### [STATED EXERCISE]
Leave out the images and repeat the listing below without a single change.

### [INPUT MATERIAL]
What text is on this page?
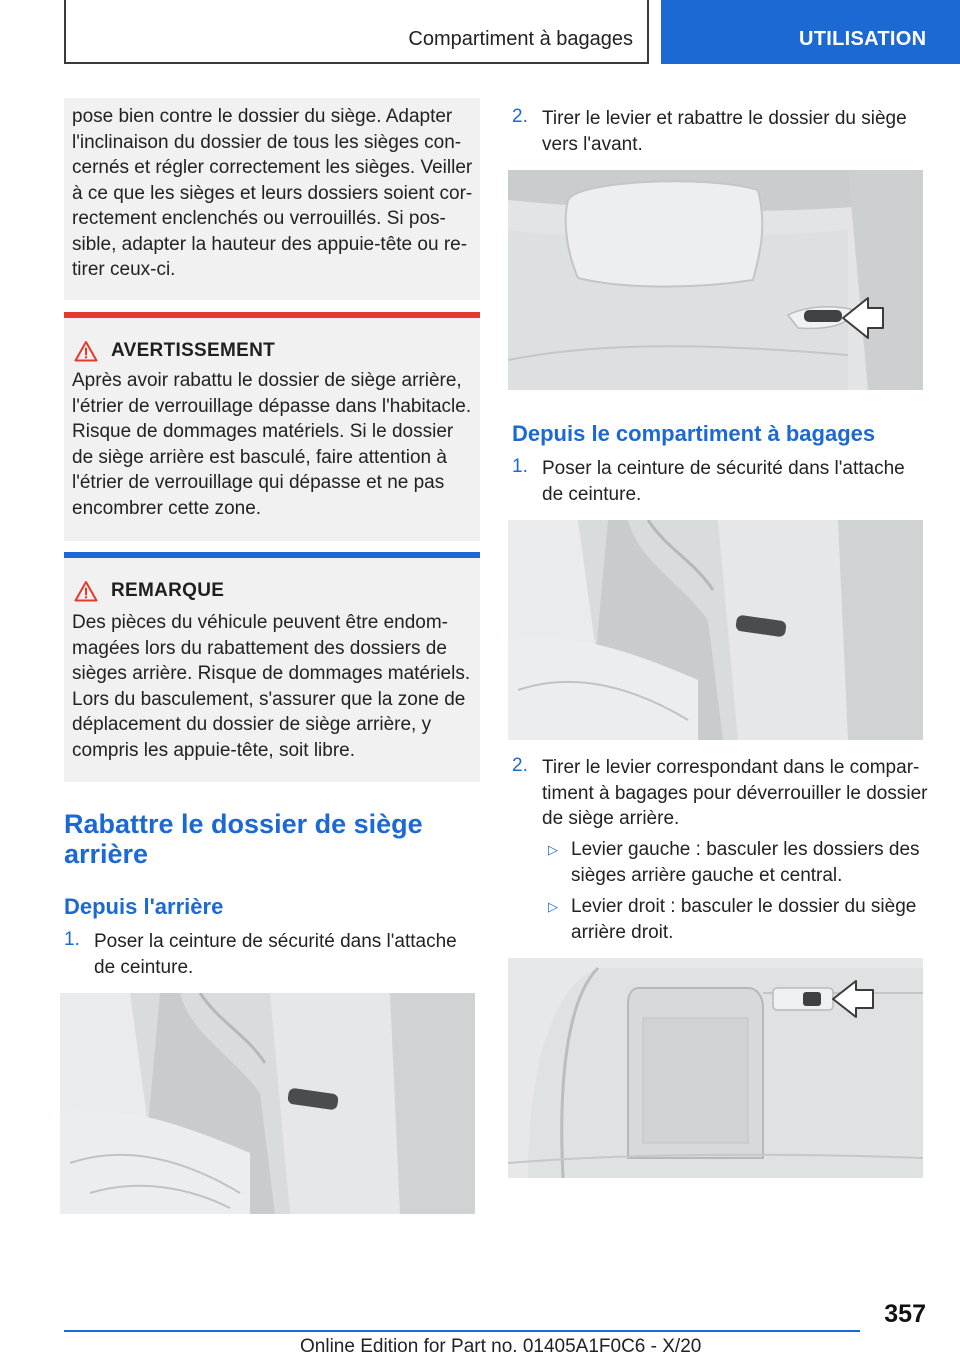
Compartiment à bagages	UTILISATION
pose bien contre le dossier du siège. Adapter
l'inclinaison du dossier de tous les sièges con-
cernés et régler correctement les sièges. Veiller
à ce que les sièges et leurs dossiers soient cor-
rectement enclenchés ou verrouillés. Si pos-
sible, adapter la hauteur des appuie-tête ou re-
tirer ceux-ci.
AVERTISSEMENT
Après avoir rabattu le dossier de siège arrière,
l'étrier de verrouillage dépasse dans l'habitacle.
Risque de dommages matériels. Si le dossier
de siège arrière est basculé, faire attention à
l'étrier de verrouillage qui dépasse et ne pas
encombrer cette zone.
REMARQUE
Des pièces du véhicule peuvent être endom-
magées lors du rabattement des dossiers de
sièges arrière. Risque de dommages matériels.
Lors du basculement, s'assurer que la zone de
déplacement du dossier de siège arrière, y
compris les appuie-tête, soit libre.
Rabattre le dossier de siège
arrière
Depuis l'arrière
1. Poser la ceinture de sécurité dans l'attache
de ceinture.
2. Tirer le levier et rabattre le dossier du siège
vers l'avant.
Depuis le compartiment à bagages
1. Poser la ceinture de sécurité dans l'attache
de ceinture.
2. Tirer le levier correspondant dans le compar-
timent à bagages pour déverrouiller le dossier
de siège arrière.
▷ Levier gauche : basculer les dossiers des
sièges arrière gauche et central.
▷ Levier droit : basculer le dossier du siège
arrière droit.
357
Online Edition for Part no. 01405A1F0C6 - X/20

### [SOLUTION TO THE EXERCISE]
What text is on this page?
Compartiment à bagages	UTILISATION
pose bien contre le dossier du siège. Adapter
l'inclinaison du dossier de tous les sièges con-
cernés et régler correctement les sièges. Veiller
à ce que les sièges et leurs dossiers soient cor-
rectement enclenchés ou verrouillés. Si pos-
sible, adapter la hauteur des appuie-tête ou re-
tirer ceux-ci.
AVERTISSEMENT
Après avoir rabattu le dossier de siège arrière,
l'étrier de verrouillage dépasse dans l'habitacle.
Risque de dommages matériels. Si le dossier
de siège arrière est basculé, faire attention à
l'étrier de verrouillage qui dépasse et ne pas
encombrer cette zone.
REMARQUE
Des pièces du véhicule peuvent être endom-
magées lors du rabattement des dossiers de
sièges arrière. Risque de dommages matériels.
Lors du basculement, s'assurer que la zone de
déplacement du dossier de siège arrière, y
compris les appuie-tête, soit libre.
Rabattre le dossier de siège
arrière
Depuis l'arrière
1. Poser la ceinture de sécurité dans l'attache
de ceinture.
2. Tirer le levier et rabattre le dossier du siège
vers l'avant.
Depuis le compartiment à bagages
1. Poser la ceinture de sécurité dans l'attache
de ceinture.
2. Tirer le levier correspondant dans le compar-
timent à bagages pour déverrouiller le dossier
de siège arrière.
▷ Levier gauche : basculer les dossiers des
sièges arrière gauche et central.
▷ Levier droit : basculer le dossier du siège
arrière droit.
357
Online Edition for Part no. 01405A1F0C6 - X/20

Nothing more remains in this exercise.